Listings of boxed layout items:
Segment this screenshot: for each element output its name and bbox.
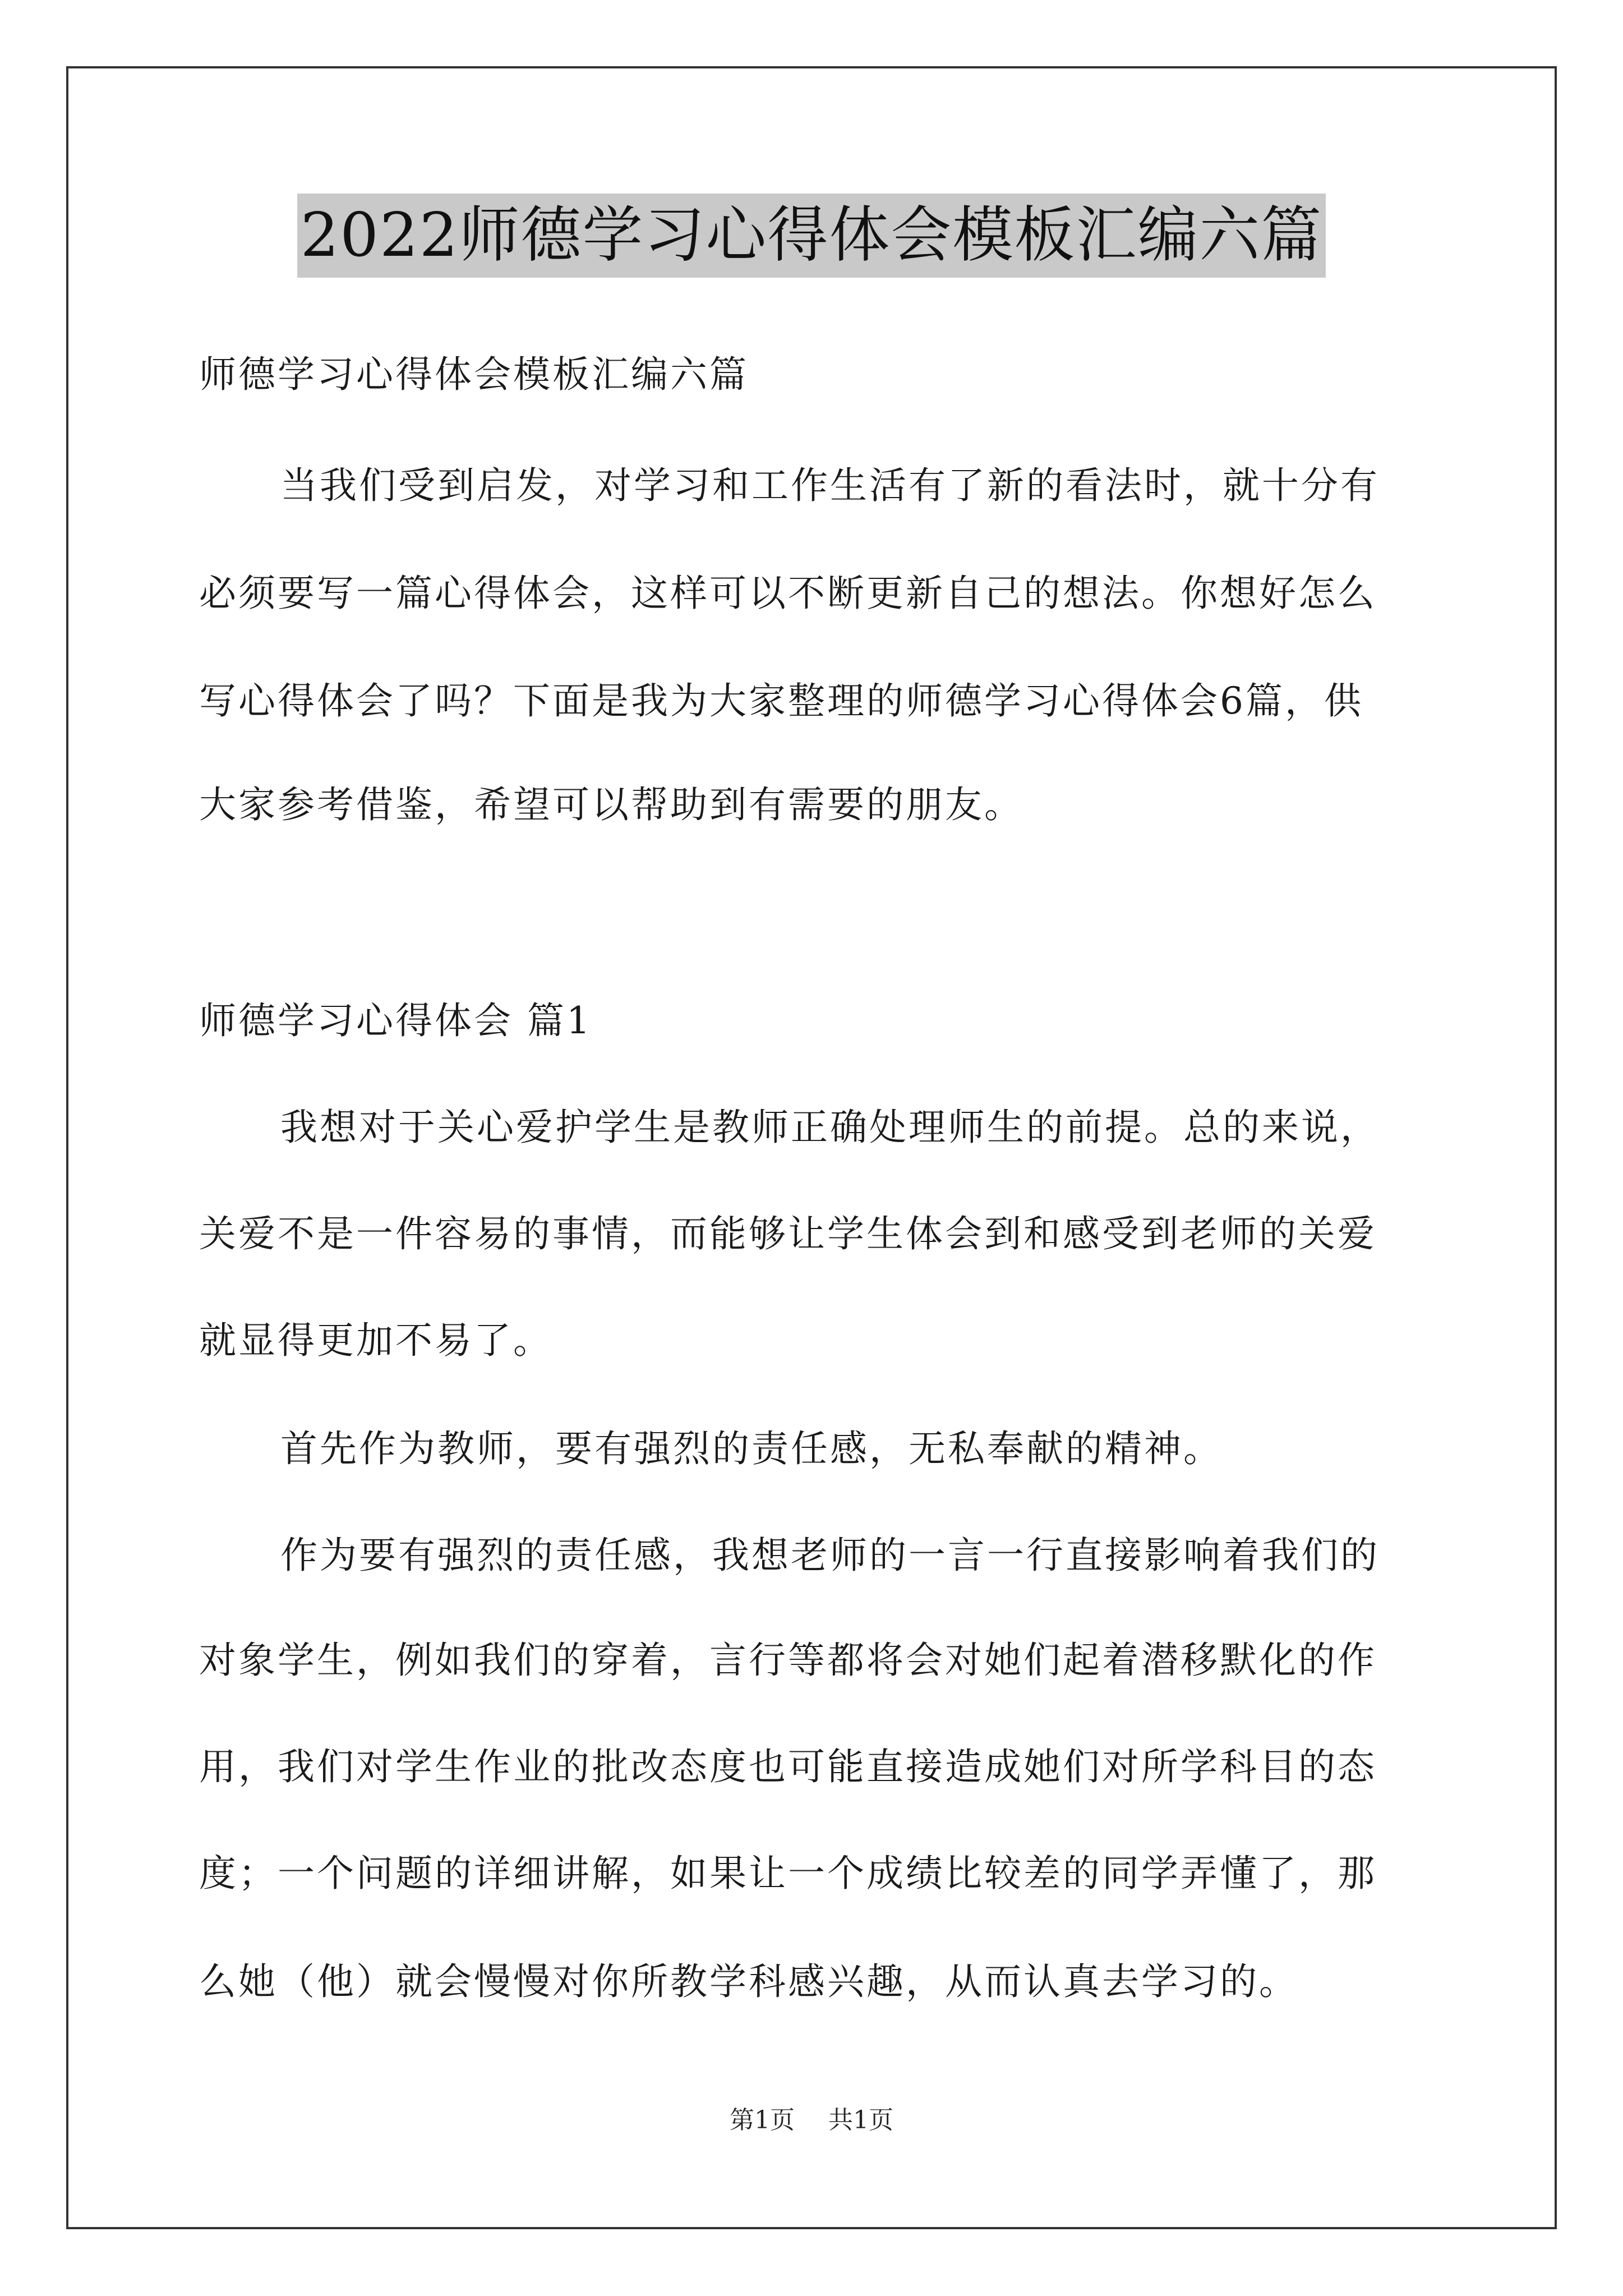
paragraph3-line-1: 作为要有强烈的责任感，我想老师的一言一行直接影响着我们的: [280, 1534, 1380, 1577]
page-footer: [0, 2104, 1623, 2137]
title-container: [0, 194, 1623, 278]
section-heading: 师德学习心得体会 篇1: [199, 999, 592, 1042]
paragraph2-line: 首先作为教师，要有强烈的责任感，无私奉献的精神。: [280, 1427, 1223, 1470]
intro-line-3: 写心得体会了吗？下面是我为大家整理的师德学习心得体会6篇，供: [199, 679, 1363, 723]
paragraph3-line-5: 么她（他）就会慢慢对你所教学科感兴趣，从而认真去学习的。: [199, 1960, 1298, 2003]
document-subtitle: 师德学习心得体会模板汇编六篇: [199, 353, 749, 396]
document-title: 2022师德学习心得体会模板汇编六篇: [297, 194, 1326, 278]
paragraph1-line-1: 我想对于关心爱护学生是教师正确处理师生的前提。总的来说，: [280, 1106, 1380, 1149]
paragraph3-line-3: 用，我们对学生作业的批改态度也可能直接造成她们对所学科目的态: [199, 1745, 1377, 1788]
paragraph1-line-2: 关爱不是一件容易的事情，而能够让学生体会到和感受到老师的关爱: [199, 1212, 1377, 1255]
paragraph3-line-2: 对象学生，例如我们的穿着，言行等都将会对她们起着潜移默化的作: [199, 1639, 1377, 1682]
intro-line-2: 必须要写一篇心得体会，这样可以不断更新自己的想法。你想好怎么: [199, 572, 1377, 615]
page-number: 第1页: [730, 2106, 795, 2134]
paragraph3-line-4: 度；一个问题的详细讲解，如果让一个成绩比较差的同学弄懂了，那: [199, 1852, 1377, 1895]
page-total: 共1页: [828, 2106, 893, 2134]
paragraph1-line-3: 就显得更加不易了。: [199, 1319, 552, 1362]
intro-line-4: 大家参考借鉴，希望可以帮助到有需要的朋友。: [199, 783, 1023, 826]
intro-line-1: 当我们受到启发，对学习和工作生活有了新的看法时，就十分有: [280, 464, 1380, 507]
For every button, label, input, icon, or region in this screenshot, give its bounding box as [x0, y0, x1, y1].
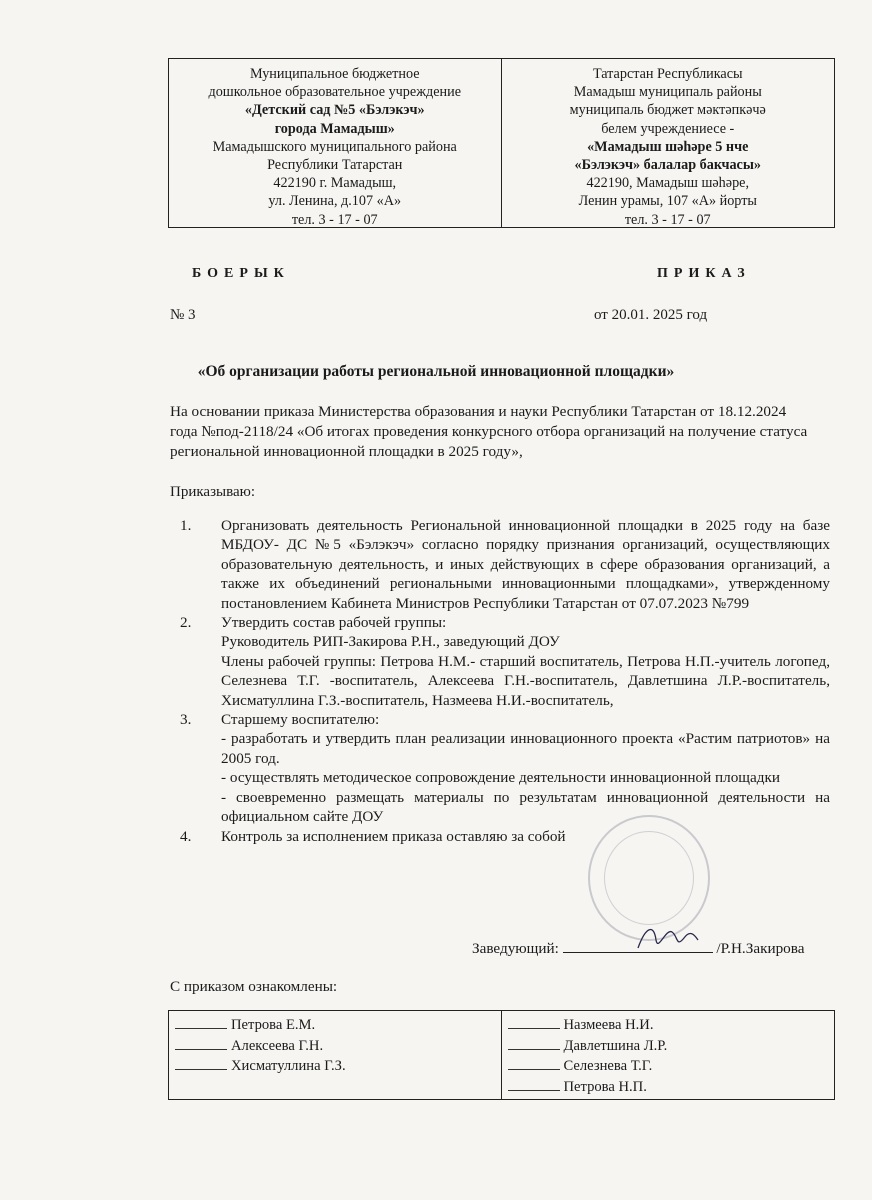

▶ GIVEN INSTRUCTION
Can you quote, word for word, the stretch of the records running from the line containing "1534, 1380, 1577]" through the line containing "1745, 1377, 1788]", including both of those lines?

▶ SOLUTION
paragraph3-line-1: 作为要有强烈的责任感，我想老师的一言一行直接影响着我们的: [280, 1534, 1380, 1577]
page-footer: [0, 2104, 1623, 2137]
title-container: [0, 194, 1623, 278]
section-heading: 师德学习心得体会 篇1: [199, 999, 592, 1042]
paragraph2-line: 首先作为教师，要有强烈的责任感，无私奉献的精神。: [280, 1427, 1223, 1470]
intro-line-3: 写心得体会了吗？下面是我为大家整理的师德学习心得体会6篇，供: [199, 679, 1363, 723]
paragraph3-line-5: 么她（他）就会慢慢对你所教学科感兴趣，从而认真去学习的。: [199, 1960, 1298, 2003]
document-subtitle: 师德学习心得体会模板汇编六篇: [199, 353, 749, 396]
document-title: 2022师德学习心得体会模板汇编六篇: [297, 194, 1326, 278]
paragraph1-line-1: 我想对于关心爱护学生是教师正确处理师生的前提。总的来说，: [280, 1106, 1380, 1149]
paragraph3-line-3: 用，我们对学生作业的批改态度也可能直接造成她们对所学科目的态: [199, 1745, 1377, 1788]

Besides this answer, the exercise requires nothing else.